Foi na passagem para o século XXI que o tema do passado fascista e colonial português começou a ser focado com mais frequência no cinema. Foi também por esta altura que surgiram os meios digitais para fazer filmes, o que de alguma forma democratizou a criação nesta área. Tudo isto está interligado. Pois uma geração que se começou a questionar sobre o passado e o quis resgatar e repensar, como uma espécie de urgência, tinha meios para o fazer. Mas se estas foram algumas das condições que me levaram a querer desenvolver o documentário “Poeticamente Exausto, Verticalmente Só - A história de José Bação Leal”, elas não foram, obviamente, o motivo.

Para falar dele, tenho de recuar até um sábado à tarde (talvez de 1999), à sala de redação do Jornal Universitário do Porto, onde decorria um curso intensivo de jornalismo, promovido pelo CENJOR (Centro Protocolar de Formação Profissional de Jornalistas). Essa tarde, o formador pôs-nos a ouvir um programa da Rádio Comercial que já tinha algum tempo, sobre literatura e guerra colonial. Excertos das cartas de José Bação Leal eram lidos pelo ator Luís Miguel Cintra:

Esta é a terceira carta que te escrevo num período temporal bastante curto. Ainda estou vivo, dentro desta morte, é claro. “Desculpa o apelo. Mas aqui no Alto Molocué, só consigo, melhor: já consigo conversar com os cães. Os homens não sei onde estão. Minto: sei, mas não digo!”

### [Tarefas a realizar]
• A. Segundo o texto sobre José Bação Leal, que ator lia os excertos das cartas no programa da Rádio Comercial?
• B. Reescreve o trecho do texto sobre José Bação Leal que começa nas palavras "Foi na passagem" e termina depois de "obviamente, o motivo.", trocando "cinema" por "audiovisual".
• C. Indica todas as instituições e meios de comunicação designados pelo nome no texto sobre José Bação Leal.
Os itens não são necessários para este trabalho.

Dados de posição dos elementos
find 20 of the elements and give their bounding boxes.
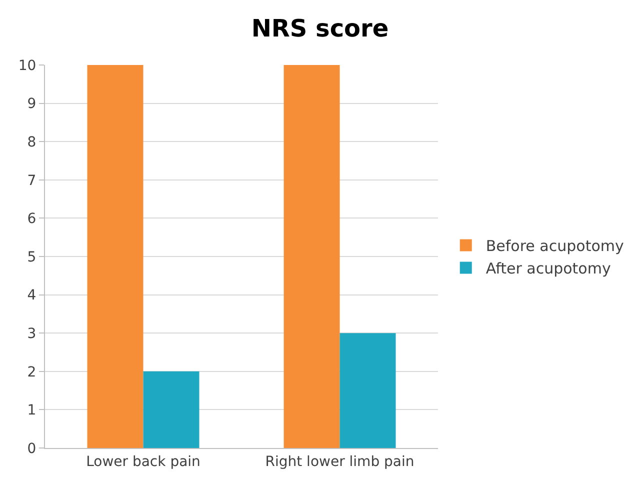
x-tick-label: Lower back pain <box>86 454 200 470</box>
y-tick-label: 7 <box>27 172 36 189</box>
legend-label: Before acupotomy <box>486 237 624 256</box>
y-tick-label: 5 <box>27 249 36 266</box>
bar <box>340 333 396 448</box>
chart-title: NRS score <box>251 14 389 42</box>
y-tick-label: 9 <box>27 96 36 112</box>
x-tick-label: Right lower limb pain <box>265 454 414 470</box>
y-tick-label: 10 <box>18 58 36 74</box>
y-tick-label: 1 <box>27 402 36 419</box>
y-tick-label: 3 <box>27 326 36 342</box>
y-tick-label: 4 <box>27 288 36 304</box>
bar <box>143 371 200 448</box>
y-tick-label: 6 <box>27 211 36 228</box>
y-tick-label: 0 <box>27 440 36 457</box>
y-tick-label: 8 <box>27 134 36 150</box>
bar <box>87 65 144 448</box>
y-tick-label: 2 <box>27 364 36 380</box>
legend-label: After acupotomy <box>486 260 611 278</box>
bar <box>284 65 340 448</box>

==

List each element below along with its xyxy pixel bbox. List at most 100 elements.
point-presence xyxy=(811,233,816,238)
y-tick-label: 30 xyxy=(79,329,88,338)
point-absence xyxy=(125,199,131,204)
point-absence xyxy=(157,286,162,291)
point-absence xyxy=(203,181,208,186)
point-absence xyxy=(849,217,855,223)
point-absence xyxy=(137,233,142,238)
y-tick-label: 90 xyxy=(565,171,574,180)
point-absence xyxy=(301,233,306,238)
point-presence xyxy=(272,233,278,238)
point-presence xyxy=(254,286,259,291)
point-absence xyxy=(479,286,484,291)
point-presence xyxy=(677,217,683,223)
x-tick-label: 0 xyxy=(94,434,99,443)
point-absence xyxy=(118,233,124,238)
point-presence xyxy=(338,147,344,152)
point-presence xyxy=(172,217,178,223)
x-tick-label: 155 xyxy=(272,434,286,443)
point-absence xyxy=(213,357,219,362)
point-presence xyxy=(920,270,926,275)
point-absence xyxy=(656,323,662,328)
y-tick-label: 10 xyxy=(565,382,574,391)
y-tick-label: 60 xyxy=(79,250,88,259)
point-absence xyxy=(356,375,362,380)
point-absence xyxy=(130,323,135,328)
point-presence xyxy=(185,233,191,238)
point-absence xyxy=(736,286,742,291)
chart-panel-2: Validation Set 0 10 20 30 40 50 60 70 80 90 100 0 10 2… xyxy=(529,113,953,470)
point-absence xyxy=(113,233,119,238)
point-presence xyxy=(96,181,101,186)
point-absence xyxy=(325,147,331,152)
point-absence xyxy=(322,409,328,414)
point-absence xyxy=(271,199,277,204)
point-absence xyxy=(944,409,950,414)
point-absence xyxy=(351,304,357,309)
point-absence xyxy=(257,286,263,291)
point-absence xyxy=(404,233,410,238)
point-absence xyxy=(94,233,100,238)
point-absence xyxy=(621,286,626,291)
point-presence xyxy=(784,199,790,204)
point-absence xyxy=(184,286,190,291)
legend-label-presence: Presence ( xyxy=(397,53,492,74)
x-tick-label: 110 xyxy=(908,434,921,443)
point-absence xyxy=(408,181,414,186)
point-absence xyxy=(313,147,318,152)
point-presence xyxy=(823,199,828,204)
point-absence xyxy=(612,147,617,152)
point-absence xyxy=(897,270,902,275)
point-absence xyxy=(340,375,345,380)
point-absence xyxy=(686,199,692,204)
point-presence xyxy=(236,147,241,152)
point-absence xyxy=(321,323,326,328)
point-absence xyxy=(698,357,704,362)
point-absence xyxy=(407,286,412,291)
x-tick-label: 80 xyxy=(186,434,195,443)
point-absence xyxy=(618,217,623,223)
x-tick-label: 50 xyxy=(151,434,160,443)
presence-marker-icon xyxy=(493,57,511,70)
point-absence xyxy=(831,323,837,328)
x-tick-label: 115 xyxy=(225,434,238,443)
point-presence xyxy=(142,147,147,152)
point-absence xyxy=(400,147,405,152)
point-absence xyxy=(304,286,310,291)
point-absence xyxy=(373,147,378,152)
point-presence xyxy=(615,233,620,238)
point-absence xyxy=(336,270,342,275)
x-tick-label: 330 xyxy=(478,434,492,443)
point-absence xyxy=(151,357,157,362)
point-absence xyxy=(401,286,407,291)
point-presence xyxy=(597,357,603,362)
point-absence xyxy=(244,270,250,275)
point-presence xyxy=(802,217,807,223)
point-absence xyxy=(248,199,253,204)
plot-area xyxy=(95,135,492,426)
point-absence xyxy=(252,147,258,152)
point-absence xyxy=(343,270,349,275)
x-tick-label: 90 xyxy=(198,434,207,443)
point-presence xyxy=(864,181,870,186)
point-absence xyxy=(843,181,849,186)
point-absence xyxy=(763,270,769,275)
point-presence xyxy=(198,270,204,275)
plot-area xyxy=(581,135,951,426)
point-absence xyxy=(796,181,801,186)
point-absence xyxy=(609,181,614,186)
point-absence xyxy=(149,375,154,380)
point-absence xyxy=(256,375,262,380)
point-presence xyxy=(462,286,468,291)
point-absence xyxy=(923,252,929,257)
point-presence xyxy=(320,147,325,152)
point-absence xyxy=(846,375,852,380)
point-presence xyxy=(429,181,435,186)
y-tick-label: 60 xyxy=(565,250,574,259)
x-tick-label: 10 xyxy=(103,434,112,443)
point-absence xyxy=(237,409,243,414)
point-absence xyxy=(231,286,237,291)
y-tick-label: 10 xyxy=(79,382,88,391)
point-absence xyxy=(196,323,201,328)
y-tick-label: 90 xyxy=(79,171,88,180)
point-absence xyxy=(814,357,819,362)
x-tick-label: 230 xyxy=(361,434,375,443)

### [Respostas]
• A. Luís Miguel Cintra.

• B.
Foi na passagem para o século XXI que o tema do passado fascista e colonial português começou a ser focado com mais frequência no audiovisual. Foi também por esta altura que surgiram os meios digitais para fazer filmes, o que de alguma forma democratizou a criação nesta área. Tudo isto está interligado. Pois uma geração que se começou a questionar sobre o passado e o quis resgatar e repensar, como uma espécie de urgência, tinha meios para o fazer. Mas se estas foram algumas das condições que me levaram a querer desenvolver o documentário “Poeticamente Exausto, Verticalmente Só - A história de José Bação Leal”, elas não foram, obviamente, o motivo.

• C. Jornal Universitário do Porto; CENJOR (Centro Protocolar de Formação Profissional de Jornalistas); Rádio Comercial